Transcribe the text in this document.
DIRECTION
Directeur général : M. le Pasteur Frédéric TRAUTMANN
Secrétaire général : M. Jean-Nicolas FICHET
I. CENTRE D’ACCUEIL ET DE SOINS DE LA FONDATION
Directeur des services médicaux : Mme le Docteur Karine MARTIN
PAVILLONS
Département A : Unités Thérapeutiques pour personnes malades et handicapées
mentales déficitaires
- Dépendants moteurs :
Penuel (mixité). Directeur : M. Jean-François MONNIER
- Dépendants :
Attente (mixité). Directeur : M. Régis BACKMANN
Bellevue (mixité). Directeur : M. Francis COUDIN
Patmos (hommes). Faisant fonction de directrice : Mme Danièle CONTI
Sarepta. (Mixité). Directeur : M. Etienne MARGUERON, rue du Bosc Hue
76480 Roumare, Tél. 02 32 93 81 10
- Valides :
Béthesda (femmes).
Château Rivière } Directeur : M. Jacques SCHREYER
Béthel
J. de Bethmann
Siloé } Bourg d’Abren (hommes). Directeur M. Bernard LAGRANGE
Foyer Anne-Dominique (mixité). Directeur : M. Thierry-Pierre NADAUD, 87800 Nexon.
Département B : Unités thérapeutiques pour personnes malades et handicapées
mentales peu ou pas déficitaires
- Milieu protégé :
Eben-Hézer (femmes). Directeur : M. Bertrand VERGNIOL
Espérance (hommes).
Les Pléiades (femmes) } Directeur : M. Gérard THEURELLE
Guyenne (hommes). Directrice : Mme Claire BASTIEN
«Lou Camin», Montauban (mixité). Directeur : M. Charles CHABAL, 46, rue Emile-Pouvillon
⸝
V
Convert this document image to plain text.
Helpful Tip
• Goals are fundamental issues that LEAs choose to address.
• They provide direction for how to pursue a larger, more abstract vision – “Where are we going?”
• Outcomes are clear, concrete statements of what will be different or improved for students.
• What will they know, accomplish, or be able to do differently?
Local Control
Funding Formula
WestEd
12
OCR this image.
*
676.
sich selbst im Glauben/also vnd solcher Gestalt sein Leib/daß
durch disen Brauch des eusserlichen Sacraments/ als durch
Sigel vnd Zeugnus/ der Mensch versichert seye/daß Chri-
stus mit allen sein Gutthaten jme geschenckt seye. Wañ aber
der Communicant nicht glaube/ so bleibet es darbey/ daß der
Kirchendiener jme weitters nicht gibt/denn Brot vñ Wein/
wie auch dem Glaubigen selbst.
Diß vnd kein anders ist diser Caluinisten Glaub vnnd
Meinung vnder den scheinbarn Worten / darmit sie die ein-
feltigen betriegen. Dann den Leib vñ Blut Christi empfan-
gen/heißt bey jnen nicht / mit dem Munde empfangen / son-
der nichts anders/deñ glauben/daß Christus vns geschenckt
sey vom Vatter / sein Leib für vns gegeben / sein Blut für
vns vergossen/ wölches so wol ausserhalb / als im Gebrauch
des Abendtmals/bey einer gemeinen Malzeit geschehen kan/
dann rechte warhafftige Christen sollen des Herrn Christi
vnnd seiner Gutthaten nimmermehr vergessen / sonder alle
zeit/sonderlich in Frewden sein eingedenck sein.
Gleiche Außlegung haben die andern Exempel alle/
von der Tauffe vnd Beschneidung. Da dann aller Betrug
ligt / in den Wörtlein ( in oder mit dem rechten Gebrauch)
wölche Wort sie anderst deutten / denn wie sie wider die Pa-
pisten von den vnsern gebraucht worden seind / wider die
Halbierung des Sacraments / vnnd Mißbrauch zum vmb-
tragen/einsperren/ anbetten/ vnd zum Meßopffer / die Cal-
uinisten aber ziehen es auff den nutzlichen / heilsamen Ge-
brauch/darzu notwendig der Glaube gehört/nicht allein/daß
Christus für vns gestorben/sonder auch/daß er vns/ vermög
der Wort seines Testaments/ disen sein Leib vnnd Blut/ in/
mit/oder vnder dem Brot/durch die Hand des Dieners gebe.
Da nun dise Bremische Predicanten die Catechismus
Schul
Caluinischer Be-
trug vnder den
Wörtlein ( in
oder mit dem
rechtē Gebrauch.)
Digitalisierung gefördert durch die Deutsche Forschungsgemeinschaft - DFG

------

**Required task:**
Copy out all lines where the word "durch" appears.

**Solution below:**
durch disen Brauch des eusserlichen Sacraments/ als durch
mit/oder vnder dem Brot/durch die Hand des Dieners gebe.
Digitalisierung gefördert durch die Deutsche Forschungsgemeinschaft - DFG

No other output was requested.